#### AIM
Reproduce each line from the records that holds "중요하다고".
* BEGIN INPUT MATERIAL *
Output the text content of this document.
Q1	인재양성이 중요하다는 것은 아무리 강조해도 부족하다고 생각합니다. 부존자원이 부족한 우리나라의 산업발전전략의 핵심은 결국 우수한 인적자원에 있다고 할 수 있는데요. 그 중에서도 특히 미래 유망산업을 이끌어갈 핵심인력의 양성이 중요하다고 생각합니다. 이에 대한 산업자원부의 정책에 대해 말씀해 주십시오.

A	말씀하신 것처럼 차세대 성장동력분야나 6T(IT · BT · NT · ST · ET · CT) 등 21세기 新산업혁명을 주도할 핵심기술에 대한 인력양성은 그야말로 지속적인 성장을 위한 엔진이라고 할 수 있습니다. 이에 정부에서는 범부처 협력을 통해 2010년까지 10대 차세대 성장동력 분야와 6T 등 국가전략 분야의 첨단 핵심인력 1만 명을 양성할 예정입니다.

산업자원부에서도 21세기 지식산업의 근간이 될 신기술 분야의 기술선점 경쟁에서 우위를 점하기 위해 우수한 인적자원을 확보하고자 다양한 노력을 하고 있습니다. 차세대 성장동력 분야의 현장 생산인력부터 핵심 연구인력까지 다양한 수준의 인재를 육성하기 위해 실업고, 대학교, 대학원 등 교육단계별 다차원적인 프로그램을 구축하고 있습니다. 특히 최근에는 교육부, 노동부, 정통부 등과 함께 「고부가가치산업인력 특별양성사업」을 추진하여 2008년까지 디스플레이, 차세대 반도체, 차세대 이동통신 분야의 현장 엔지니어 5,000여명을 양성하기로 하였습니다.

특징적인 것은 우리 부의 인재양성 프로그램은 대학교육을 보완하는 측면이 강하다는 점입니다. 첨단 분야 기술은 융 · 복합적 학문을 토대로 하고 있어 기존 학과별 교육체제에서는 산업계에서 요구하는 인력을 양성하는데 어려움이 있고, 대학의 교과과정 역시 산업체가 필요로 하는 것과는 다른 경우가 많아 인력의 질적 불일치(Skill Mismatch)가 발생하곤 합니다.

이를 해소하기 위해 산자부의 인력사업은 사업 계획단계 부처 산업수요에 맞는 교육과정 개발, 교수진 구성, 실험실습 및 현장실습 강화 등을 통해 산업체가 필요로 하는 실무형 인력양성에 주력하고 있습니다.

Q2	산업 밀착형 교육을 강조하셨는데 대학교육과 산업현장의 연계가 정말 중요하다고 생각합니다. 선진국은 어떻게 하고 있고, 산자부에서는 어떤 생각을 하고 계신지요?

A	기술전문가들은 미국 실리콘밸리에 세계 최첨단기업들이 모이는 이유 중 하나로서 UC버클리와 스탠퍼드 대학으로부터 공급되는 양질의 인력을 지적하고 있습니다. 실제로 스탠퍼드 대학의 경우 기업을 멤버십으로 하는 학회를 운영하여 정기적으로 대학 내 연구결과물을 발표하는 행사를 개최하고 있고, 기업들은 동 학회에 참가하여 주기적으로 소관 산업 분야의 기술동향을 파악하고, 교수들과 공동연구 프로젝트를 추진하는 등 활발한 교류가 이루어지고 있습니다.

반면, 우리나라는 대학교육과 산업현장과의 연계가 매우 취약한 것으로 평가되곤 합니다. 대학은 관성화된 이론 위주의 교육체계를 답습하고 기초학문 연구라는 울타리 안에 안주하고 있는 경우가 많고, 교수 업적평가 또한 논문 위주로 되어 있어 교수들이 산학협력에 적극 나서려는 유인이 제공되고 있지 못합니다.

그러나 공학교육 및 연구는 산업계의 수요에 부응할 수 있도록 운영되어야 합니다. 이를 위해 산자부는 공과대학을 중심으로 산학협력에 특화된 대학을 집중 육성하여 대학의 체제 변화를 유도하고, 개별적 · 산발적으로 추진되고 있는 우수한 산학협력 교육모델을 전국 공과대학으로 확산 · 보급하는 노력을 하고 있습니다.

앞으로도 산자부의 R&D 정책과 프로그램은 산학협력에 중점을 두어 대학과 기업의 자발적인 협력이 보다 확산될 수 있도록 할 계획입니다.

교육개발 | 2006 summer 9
* END INPUT MATERIAL *
* BEGIN INPUT MATERIAL *
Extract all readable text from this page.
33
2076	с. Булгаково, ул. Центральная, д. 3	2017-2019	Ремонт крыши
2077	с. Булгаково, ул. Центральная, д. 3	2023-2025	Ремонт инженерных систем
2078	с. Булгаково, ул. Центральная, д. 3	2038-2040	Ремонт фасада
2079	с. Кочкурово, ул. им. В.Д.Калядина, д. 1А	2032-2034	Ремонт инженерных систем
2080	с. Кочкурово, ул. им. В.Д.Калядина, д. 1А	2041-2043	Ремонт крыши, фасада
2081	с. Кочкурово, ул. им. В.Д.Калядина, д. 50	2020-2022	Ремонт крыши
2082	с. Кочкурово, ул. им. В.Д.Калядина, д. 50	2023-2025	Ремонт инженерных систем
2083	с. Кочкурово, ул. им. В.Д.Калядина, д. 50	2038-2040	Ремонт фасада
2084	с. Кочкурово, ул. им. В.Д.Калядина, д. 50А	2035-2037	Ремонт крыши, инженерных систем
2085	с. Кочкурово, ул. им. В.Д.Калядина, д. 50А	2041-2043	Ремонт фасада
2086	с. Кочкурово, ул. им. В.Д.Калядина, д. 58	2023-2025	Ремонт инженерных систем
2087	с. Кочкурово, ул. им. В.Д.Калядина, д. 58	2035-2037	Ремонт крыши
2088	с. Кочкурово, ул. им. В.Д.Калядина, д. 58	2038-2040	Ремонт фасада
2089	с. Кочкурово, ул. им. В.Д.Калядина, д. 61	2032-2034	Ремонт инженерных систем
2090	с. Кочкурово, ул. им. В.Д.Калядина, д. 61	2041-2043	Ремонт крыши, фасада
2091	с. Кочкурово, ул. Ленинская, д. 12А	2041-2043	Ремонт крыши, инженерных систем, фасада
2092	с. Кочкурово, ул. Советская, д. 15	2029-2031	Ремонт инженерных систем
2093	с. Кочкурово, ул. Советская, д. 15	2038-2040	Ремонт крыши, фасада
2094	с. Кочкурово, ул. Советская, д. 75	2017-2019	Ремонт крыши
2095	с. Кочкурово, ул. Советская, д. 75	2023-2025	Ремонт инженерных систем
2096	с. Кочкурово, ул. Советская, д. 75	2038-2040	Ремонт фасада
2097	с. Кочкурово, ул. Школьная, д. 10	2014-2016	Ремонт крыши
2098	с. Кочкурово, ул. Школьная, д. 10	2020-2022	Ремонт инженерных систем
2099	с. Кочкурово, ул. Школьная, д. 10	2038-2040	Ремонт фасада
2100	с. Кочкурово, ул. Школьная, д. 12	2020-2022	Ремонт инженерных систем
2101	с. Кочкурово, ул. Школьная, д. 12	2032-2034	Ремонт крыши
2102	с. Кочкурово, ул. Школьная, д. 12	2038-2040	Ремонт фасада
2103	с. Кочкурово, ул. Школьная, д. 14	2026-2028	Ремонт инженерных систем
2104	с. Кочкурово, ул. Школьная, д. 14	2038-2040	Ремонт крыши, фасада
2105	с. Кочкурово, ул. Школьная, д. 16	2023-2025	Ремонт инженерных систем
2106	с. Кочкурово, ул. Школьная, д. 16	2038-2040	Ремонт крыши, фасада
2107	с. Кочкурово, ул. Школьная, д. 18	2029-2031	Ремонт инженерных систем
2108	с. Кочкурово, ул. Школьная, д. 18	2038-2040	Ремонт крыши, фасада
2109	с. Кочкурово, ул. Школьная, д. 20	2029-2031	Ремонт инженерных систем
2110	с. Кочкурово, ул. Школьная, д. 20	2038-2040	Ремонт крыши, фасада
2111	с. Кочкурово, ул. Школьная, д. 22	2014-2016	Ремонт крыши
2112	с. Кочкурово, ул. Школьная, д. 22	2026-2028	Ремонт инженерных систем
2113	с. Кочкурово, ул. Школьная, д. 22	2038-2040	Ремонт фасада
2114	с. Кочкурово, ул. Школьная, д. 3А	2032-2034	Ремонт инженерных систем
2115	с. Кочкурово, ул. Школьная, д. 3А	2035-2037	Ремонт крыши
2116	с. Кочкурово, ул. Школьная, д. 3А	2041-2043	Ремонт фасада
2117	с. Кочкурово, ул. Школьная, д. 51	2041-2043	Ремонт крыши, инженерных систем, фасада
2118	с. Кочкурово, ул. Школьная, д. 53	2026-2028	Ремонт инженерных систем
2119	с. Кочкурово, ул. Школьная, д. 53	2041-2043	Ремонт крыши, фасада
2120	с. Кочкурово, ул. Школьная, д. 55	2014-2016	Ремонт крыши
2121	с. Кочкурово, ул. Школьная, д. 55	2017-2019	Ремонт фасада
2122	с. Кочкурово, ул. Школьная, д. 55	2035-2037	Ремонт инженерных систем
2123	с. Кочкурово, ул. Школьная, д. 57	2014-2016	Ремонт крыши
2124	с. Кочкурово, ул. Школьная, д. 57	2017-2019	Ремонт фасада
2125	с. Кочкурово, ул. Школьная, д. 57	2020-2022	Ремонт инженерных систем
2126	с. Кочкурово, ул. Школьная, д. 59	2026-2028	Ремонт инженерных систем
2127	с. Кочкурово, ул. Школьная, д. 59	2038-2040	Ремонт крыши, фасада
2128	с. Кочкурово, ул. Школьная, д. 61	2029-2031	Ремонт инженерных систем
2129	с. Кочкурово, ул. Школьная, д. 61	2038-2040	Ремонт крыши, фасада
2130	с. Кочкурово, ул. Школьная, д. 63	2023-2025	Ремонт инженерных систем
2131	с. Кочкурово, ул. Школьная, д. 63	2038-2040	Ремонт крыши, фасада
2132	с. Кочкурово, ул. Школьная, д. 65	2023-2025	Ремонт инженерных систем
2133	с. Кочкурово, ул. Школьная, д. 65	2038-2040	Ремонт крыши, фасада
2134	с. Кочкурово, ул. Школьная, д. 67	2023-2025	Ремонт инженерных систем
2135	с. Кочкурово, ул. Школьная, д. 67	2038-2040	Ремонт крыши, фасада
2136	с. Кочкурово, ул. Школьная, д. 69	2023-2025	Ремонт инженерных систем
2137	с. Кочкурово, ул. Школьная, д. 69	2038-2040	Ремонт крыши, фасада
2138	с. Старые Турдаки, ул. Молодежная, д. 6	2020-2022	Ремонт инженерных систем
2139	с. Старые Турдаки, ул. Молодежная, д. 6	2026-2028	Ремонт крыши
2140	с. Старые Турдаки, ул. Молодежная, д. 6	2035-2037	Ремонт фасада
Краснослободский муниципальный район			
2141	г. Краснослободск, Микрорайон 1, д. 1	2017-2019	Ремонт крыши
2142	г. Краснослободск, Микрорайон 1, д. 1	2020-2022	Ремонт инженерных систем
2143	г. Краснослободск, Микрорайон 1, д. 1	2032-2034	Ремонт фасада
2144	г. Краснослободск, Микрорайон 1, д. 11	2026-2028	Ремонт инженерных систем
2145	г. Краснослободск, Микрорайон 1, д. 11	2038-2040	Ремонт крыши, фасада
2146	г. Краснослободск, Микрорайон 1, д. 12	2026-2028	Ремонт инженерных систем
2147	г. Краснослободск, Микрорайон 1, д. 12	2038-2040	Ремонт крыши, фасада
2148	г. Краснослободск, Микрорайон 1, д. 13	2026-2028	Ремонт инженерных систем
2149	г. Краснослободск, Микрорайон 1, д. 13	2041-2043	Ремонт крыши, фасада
* END INPUT MATERIAL *
* BEGIN INPUT MATERIAL *
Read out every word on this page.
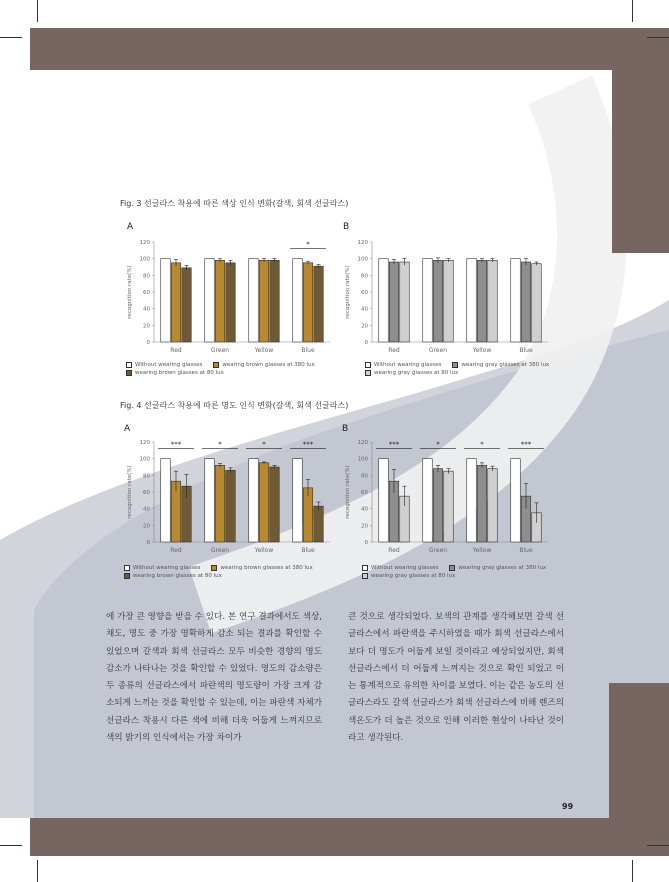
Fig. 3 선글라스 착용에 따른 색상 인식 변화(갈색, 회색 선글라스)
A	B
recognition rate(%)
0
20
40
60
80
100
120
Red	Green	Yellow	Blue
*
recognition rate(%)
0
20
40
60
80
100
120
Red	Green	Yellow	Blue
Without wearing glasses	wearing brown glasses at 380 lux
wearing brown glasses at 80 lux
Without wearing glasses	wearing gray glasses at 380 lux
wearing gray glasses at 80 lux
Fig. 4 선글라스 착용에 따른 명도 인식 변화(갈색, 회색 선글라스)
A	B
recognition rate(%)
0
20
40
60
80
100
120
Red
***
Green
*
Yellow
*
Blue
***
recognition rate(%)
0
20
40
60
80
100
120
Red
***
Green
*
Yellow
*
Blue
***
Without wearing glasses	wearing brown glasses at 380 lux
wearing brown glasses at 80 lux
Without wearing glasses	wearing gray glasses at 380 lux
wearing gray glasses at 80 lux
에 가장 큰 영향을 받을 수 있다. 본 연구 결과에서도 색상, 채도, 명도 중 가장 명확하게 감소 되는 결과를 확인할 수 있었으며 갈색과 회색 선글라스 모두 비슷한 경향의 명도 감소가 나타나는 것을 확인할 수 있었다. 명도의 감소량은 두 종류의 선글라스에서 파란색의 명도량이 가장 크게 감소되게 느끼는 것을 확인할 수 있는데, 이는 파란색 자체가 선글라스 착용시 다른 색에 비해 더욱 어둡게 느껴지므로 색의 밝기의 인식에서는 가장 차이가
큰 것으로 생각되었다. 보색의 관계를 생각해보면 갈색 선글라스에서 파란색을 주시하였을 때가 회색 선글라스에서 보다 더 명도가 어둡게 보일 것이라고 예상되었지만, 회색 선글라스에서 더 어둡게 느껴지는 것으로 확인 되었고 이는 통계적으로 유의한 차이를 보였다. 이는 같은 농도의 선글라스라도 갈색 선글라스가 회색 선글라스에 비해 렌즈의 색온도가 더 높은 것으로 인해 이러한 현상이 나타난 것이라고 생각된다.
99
* END INPUT MATERIAL *
#### OUTPUT OF THE TASK
Q1	인재양성이 중요하다는 것은 아무리 강조해도 부족하다고 생각합니다. 부존자원이 부족한 우리나라의 산업발전전략의 핵심은 결국 우수한 인적자원에 있다고 할 수 있는데요. 그 중에서도 특히 미래 유망산업을 이끌어갈 핵심인력의 양성이 중요하다고 생각합니다. 이에 대한 산업자원부의 정책에 대해 말씀해 주십시오.
Q2	산업 밀착형 교육을 강조하셨는데 대학교육과 산업현장의 연계가 정말 중요하다고 생각합니다. 선진국은 어떻게 하고 있고, 산자부에서는 어떤 생각을 하고 계신지요?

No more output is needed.